▶ _THE PROBLEM_: Check each line of the data below for the word "услуг", then extract the ones that have it.

--- start of STORED ROWS ---

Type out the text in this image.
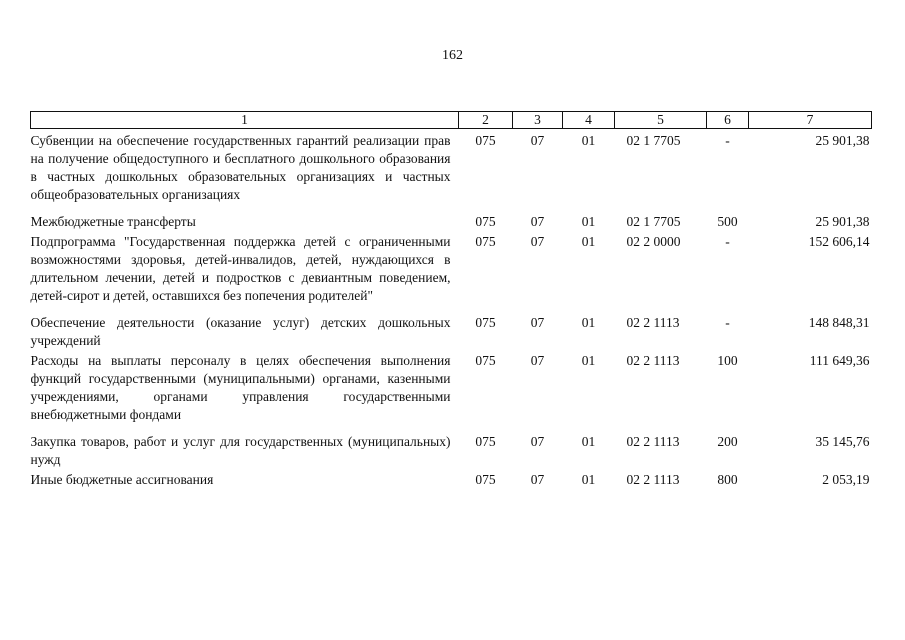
162
1	2	3	4	5	6	7
Субвенции на обеспечение государственных гарантий реализации прав на получение общедоступного и бесплатного дошкольного образования в частных дошкольных образовательных организациях и частных общеобразовательных организациях	075	07	01	02 1 7705	-	25 901,38
Межбюджетные трансферты	075	07	01	02 1 7705	500	25 901,38
Подпрограмма "Государственная поддержка детей с ограниченными возможностями здоровья, детей-инвалидов, детей, нуждающихся в длительном лечении, детей и подростков с девиантным поведением, детей-сирот и детей, оставшихся без попечения родителей"	075	07	01	02 2 0000	-	152 606,14
Обеспечение деятельности (оказание услуг) детских дошкольных учреждений	075	07	01	02 2 1113	-	148 848,31
Расходы на выплаты персоналу в целях обеспечения выполнения функций государственными (муниципальными) органами, казенными учреждениями, органами управления государственными внебюджетными фондами	075	07	01	02 2 1113	100	111 649,36
Закупка товаров, работ и услуг для государственных (муниципальных) нужд	075	07	01	02 2 1113	200	35 145,76
Иные бюджетные ассигнования	075	07	01	02 2 1113	800	2 053,19
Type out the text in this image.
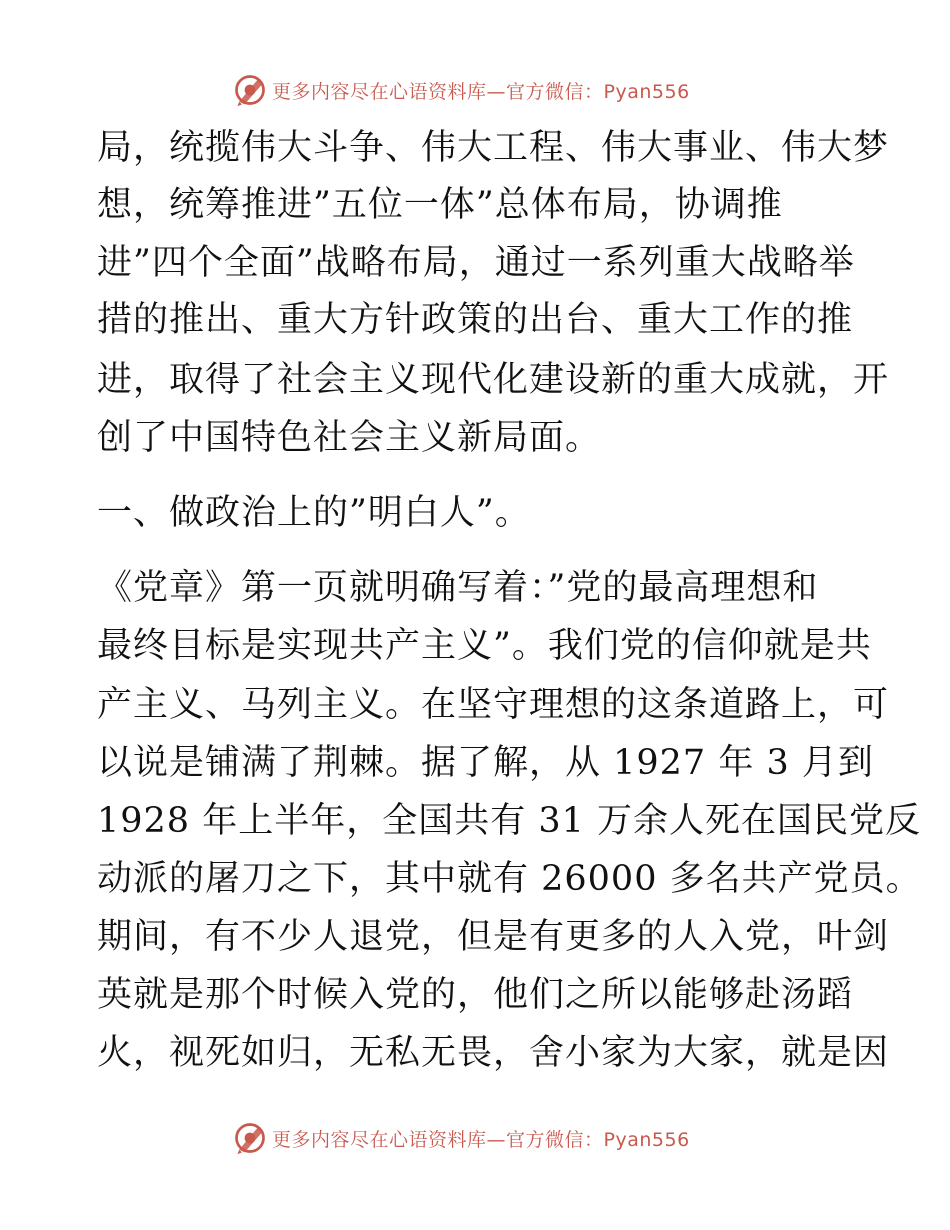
更多内容尽在心语资料库—官方微信：Pyan556
局，统揽伟大斗争、伟大工程、伟大事业、伟大梦
想，统筹推进”五位一体”总体布局，协调推
进”四个全面”战略布局，通过一系列重大战略举
措的推出、重大方针政策的出台、重大工作的推
进，取得了社会主义现代化建设新的重大成就，开
创了中国特色社会主义新局面。
一、做政治上的”明白人”。
《党章》第一页就明确写着：”党的最高理想和
最终目标是实现共产主义”。我们党的信仰就是共
产主义、马列主义。在坚守理想的这条道路上，可
以说是铺满了荆棘。据了解，从 1927 年 3 月到
1928 年上半年，全国共有 31 万余人死在国民党反
动派的屠刀之下，其中就有 26000 多名共产党员。
期间，有不少人退党，但是有更多的人入党，叶剑
英就是那个时候入党的，他们之所以能够赴汤蹈
火，视死如归，无私无畏，舍小家为大家，就是因
更多内容尽在心语资料库—官方微信：Pyan556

--- end of STORED ROWS ---

▶ _SOLUTION TO THE PROBLEM_:
Обеспечение деятельности (оказание услуг) детских дошкольных учреждений	075	07	01	02 2 1113	-	148 848,31
Закупка товаров, работ и услуг для государственных (муниципальных) нужд	075	07	01	02 2 1113	200	35 145,76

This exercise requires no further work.